#### Exercise objective
Write out each line beneath this one exactly as it reads.

──────── Entries shown ────────

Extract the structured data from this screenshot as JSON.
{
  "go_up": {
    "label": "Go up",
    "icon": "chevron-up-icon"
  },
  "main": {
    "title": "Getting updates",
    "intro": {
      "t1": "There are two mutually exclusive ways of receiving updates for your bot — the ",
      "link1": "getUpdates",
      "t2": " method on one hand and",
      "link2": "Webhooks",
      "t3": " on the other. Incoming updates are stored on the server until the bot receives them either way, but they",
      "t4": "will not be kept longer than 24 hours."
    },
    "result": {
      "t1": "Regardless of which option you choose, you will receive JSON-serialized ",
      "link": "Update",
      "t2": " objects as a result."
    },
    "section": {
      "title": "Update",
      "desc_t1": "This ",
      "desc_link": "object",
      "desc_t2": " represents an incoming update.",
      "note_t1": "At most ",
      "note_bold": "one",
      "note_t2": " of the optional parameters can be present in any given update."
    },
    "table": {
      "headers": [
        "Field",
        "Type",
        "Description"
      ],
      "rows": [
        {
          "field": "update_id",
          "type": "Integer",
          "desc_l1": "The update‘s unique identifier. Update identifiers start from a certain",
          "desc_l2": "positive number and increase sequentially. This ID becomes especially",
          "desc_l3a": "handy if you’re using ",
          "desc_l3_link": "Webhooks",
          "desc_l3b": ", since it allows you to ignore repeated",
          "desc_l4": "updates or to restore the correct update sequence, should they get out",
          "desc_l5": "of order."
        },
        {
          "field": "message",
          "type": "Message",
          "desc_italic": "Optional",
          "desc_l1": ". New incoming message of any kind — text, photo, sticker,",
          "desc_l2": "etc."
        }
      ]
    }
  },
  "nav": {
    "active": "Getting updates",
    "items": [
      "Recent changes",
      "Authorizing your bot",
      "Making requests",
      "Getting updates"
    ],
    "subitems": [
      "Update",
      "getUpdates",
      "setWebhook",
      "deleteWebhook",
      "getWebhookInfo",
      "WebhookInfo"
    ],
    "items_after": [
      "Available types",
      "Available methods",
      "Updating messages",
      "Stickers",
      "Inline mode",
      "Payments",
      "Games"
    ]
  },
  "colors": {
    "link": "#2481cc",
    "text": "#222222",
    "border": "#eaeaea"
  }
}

────────

#### Written answer
Extract the structured data from this screenshot as JSON.
{
  "go_up": {
    "label": "Go up",
    "icon": "chevron-up-icon"
  },
  "main": {
    "title": "Getting updates",
    "intro": {
      "t1": "There are two mutually exclusive ways of receiving updates for your bot — the ",
      "link1": "getUpdates",
      "t2": " method on one hand and",
      "link2": "Webhooks",
      "t3": " on the other. Incoming updates are stored on the server until the bot receives them either way, but they",
      "t4": "will not be kept longer than 24 hours."
    },
    "result": {
      "t1": "Regardless of which option you choose, you will receive JSON-serialized ",
      "link": "Update",
      "t2": " objects as a result."
    },
    "section": {
      "title": "Update",
      "desc_t1": "This ",
      "desc_link": "object",
      "desc_t2": " represents an incoming update.",
      "note_t1": "At most ",
      "note_bold": "one",
      "note_t2": " of the optional parameters can be present in any given update."
    },
    "table": {
      "headers": [
        "Field",
        "Type",
        "Description"
      ],
      "rows": [
        {
          "field": "update_id",
          "type": "Integer",
          "desc_l1": "The update‘s unique identifier. Update identifiers start from a certain",
          "desc_l2": "positive number and increase sequentially. This ID becomes especially",
          "desc_l3a": "handy if you’re using ",
          "desc_l3_link": "Webhooks",
          "desc_l3b": ", since it allows you to ignore repeated",
          "desc_l4": "updates or to restore the correct update sequence, should they get out",
          "desc_l5": "of order."
        },
        {
          "field": "message",
          "type": "Message",
          "desc_italic": "Optional",
          "desc_l1": ". New incoming message of any kind — text, photo, sticker,",
          "desc_l2": "etc."
        }
      ]
    }
  },
  "nav": {
    "active": "Getting updates",
    "items": [
      "Recent changes",
      "Authorizing your bot",
      "Making requests",
      "Getting updates"
    ],
    "subitems": [
      "Update",
      "getUpdates",
      "setWebhook",
      "deleteWebhook",
      "getWebhookInfo",
      "WebhookInfo"
    ],
    "items_after": [
      "Available types",
      "Available methods",
      "Updating messages",
      "Stickers",
      "Inline mode",
      "Payments",
      "Games"
    ]
  },
  "colors": {
    "link": "#2481cc",
    "text": "#222222",
    "border": "#eaeaea"
  }
}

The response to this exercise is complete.